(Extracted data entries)
= = = = = = =
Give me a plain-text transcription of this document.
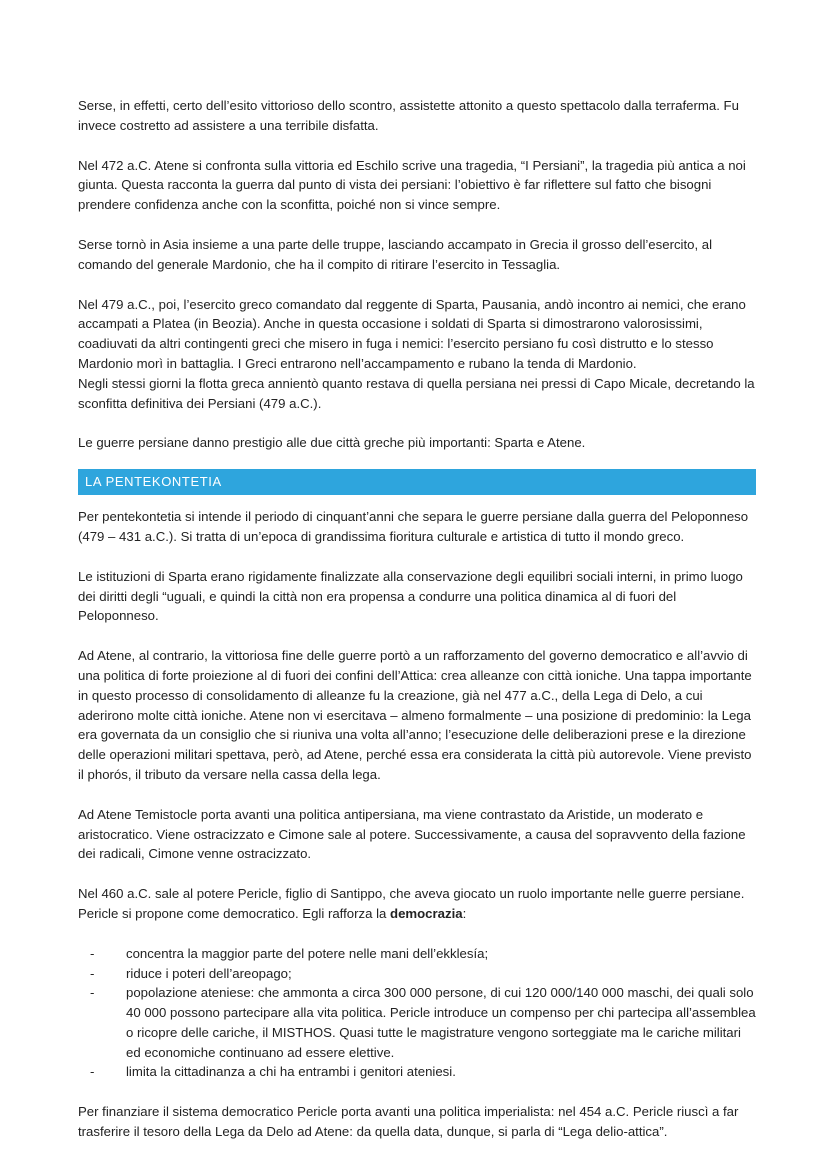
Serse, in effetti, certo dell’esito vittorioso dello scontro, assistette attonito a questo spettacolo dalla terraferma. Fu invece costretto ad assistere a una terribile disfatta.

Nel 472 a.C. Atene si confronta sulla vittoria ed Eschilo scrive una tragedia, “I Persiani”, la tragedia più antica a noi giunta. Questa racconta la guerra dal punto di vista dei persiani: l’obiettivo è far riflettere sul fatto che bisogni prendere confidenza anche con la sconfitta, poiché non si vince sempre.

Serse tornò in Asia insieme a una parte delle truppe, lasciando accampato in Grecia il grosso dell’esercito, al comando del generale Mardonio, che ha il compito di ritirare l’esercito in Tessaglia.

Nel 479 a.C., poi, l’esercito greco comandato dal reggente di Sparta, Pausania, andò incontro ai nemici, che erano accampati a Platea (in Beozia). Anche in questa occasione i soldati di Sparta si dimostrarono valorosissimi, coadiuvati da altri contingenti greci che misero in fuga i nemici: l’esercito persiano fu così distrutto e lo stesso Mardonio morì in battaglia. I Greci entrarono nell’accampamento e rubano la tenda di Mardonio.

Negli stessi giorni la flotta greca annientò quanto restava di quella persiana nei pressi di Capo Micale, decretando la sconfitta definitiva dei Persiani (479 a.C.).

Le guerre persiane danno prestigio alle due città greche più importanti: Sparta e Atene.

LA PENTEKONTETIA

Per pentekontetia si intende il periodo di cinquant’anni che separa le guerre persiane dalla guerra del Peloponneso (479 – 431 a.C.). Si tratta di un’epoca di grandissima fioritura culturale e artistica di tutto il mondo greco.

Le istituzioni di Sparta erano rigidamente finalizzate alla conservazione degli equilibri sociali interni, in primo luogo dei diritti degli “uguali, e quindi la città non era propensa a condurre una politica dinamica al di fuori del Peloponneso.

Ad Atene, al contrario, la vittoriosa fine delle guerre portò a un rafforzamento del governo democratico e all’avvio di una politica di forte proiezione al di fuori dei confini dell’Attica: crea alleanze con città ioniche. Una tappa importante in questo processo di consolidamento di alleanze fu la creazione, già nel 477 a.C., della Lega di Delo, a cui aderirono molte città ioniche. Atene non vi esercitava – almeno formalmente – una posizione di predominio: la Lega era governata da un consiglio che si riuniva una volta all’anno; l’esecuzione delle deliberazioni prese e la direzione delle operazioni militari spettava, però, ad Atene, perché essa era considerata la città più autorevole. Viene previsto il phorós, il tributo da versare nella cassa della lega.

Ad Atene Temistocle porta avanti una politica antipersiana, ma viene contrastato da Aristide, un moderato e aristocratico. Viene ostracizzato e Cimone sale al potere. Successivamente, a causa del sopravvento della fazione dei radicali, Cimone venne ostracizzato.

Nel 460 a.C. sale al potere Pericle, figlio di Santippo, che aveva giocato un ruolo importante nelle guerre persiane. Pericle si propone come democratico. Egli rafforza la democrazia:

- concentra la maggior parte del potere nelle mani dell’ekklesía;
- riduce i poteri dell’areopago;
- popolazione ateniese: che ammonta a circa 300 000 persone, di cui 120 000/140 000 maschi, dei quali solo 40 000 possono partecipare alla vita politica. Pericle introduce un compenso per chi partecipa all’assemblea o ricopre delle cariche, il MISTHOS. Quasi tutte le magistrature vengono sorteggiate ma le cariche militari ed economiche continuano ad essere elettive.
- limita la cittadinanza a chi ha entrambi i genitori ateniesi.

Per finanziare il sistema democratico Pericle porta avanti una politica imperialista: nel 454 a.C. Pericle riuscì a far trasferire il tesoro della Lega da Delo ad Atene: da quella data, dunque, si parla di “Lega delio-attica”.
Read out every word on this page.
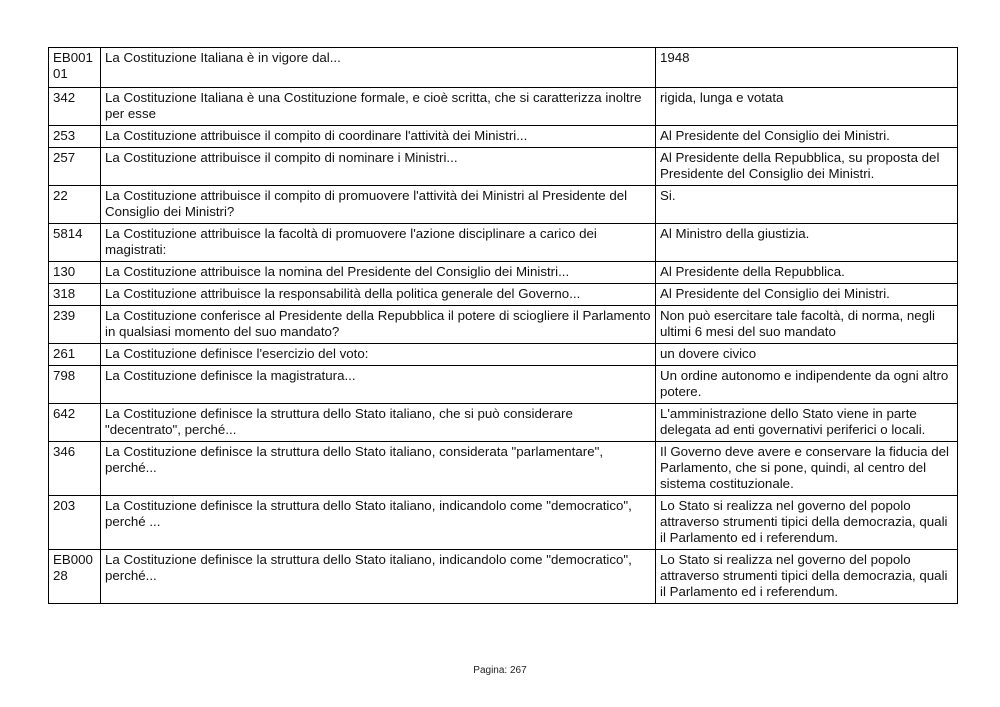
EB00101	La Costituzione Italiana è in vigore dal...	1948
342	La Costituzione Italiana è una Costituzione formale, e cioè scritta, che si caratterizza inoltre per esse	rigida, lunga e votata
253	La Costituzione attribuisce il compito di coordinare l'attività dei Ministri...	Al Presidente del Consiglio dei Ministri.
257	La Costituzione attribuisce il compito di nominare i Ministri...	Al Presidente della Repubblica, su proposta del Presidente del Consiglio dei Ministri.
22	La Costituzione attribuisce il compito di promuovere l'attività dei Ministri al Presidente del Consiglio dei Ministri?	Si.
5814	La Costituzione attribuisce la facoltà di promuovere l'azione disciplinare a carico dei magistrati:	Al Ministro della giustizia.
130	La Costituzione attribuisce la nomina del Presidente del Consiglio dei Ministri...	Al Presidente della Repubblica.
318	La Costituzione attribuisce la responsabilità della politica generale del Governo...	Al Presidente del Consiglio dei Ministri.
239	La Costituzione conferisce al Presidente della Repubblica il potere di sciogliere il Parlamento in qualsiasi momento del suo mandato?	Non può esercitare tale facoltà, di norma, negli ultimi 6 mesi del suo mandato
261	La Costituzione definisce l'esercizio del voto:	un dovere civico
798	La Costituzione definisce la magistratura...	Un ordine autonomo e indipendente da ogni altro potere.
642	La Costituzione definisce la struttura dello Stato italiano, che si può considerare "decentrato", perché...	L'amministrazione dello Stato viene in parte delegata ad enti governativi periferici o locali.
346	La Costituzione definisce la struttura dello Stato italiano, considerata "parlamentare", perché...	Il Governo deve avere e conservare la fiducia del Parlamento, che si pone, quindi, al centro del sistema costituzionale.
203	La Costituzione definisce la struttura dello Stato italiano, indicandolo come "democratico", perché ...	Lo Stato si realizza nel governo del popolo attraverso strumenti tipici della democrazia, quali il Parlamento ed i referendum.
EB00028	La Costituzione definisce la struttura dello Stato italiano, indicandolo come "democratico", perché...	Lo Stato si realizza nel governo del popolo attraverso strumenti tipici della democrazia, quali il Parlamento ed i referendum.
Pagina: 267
= = = = = = =
== AIM OF THE EXERCISE ==
Every entry must be reproduced exactly, with the images left out.

== COMPLETE OUTPUT ==
Give me a plain-text transcription of this document.
Serse, in effetti, certo dell’esito vittorioso dello scontro, assistette attonito a questo spettacolo dalla terraferma. Fu invece costretto ad assistere a una terribile disfatta.

Nel 472 a.C. Atene si confronta sulla vittoria ed Eschilo scrive una tragedia, “I Persiani”, la tragedia più antica a noi giunta. Questa racconta la guerra dal punto di vista dei persiani: l’obiettivo è far riflettere sul fatto che bisogni prendere confidenza anche con la sconfitta, poiché non si vince sempre.

Serse tornò in Asia insieme a una parte delle truppe, lasciando accampato in Grecia il grosso dell’esercito, al comando del generale Mardonio, che ha il compito di ritirare l’esercito in Tessaglia.

Nel 479 a.C., poi, l’esercito greco comandato dal reggente di Sparta, Pausania, andò incontro ai nemici, che erano accampati a Platea (in Beozia). Anche in questa occasione i soldati di Sparta si dimostrarono valorosissimi, coadiuvati da altri contingenti greci che misero in fuga i nemici: l’esercito persiano fu così distrutto e lo stesso Mardonio morì in battaglia. I Greci entrarono nell’accampamento e rubano la tenda di Mardonio.

Negli stessi giorni la flotta greca annientò quanto restava di quella persiana nei pressi di Capo Micale, decretando la sconfitta definitiva dei Persiani (479 a.C.).

Le guerre persiane danno prestigio alle due città greche più importanti: Sparta e Atene.

LA PENTEKONTETIA

Per pentekontetia si intende il periodo di cinquant’anni che separa le guerre persiane dalla guerra del Peloponneso (479 – 431 a.C.). Si tratta di un’epoca di grandissima fioritura culturale e artistica di tutto il mondo greco.

Le istituzioni di Sparta erano rigidamente finalizzate alla conservazione degli equilibri sociali interni, in primo luogo dei diritti degli “uguali, e quindi la città non era propensa a condurre una politica dinamica al di fuori del Peloponneso.

Ad Atene, al contrario, la vittoriosa fine delle guerre portò a un rafforzamento del governo democratico e all’avvio di una politica di forte proiezione al di fuori dei confini dell’Attica: crea alleanze con città ioniche. Una tappa importante in questo processo di consolidamento di alleanze fu la creazione, già nel 477 a.C., della Lega di Delo, a cui aderirono molte città ioniche. Atene non vi esercitava – almeno formalmente – una posizione di predominio: la Lega era governata da un consiglio che si riuniva una volta all’anno; l’esecuzione delle deliberazioni prese e la direzione delle operazioni militari spettava, però, ad Atene, perché essa era considerata la città più autorevole. Viene previsto il phorós, il tributo da versare nella cassa della lega.

Ad Atene Temistocle porta avanti una politica antipersiana, ma viene contrastato da Aristide, un moderato e aristocratico. Viene ostracizzato e Cimone sale al potere. Successivamente, a causa del sopravvento della fazione dei radicali, Cimone venne ostracizzato.

Nel 460 a.C. sale al potere Pericle, figlio di Santippo, che aveva giocato un ruolo importante nelle guerre persiane. Pericle si propone come democratico. Egli rafforza la democrazia:

- concentra la maggior parte del potere nelle mani dell’ekklesía;
- riduce i poteri dell’areopago;
- popolazione ateniese: che ammonta a circa 300 000 persone, di cui 120 000/140 000 maschi, dei quali solo 40 000 possono partecipare alla vita politica. Pericle introduce un compenso per chi partecipa all’assemblea o ricopre delle cariche, il MISTHOS. Quasi tutte le magistrature vengono sorteggiate ma le cariche militari ed economiche continuano ad essere elettive.
- limita la cittadinanza a chi ha entrambi i genitori ateniesi.

Per finanziare il sistema democratico Pericle porta avanti una politica imperialista: nel 454 a.C. Pericle riuscì a far trasferire il tesoro della Lega da Delo ad Atene: da quella data, dunque, si parla di “Lega delio-attica”.
Read out every word on this page.
EB00101	La Costituzione Italiana è in vigore dal...	1948
342	La Costituzione Italiana è una Costituzione formale, e cioè scritta, che si caratterizza inoltre per esse	rigida, lunga e votata
253	La Costituzione attribuisce il compito di coordinare l'attività dei Ministri...	Al Presidente del Consiglio dei Ministri.
257	La Costituzione attribuisce il compito di nominare i Ministri...	Al Presidente della Repubblica, su proposta del Presidente del Consiglio dei Ministri.
22	La Costituzione attribuisce il compito di promuovere l'attività dei Ministri al Presidente del Consiglio dei Ministri?	Si.
5814	La Costituzione attribuisce la facoltà di promuovere l'azione disciplinare a carico dei magistrati:	Al Ministro della giustizia.
130	La Costituzione attribuisce la nomina del Presidente del Consiglio dei Ministri...	Al Presidente della Repubblica.
318	La Costituzione attribuisce la responsabilità della politica generale del Governo...	Al Presidente del Consiglio dei Ministri.
239	La Costituzione conferisce al Presidente della Repubblica il potere di sciogliere il Parlamento in qualsiasi momento del suo mandato?	Non può esercitare tale facoltà, di norma, negli ultimi 6 mesi del suo mandato
261	La Costituzione definisce l'esercizio del voto:	un dovere civico
798	La Costituzione definisce la magistratura...	Un ordine autonomo e indipendente da ogni altro potere.
642	La Costituzione definisce la struttura dello Stato italiano, che si può considerare "decentrato", perché...	L'amministrazione dello Stato viene in parte delegata ad enti governativi periferici o locali.
346	La Costituzione definisce la struttura dello Stato italiano, considerata "parlamentare", perché...	Il Governo deve avere e conservare la fiducia del Parlamento, che si pone, quindi, al centro del sistema costituzionale.
203	La Costituzione definisce la struttura dello Stato italiano, indicandolo come "democratico", perché ...	Lo Stato si realizza nel governo del popolo attraverso strumenti tipici della democrazia, quali il Parlamento ed i referendum.
EB00028	La Costituzione definisce la struttura dello Stato italiano, indicandolo come "democratico", perché...	Lo Stato si realizza nel governo del popolo attraverso strumenti tipici della democrazia, quali il Parlamento ed i referendum.
Pagina: 267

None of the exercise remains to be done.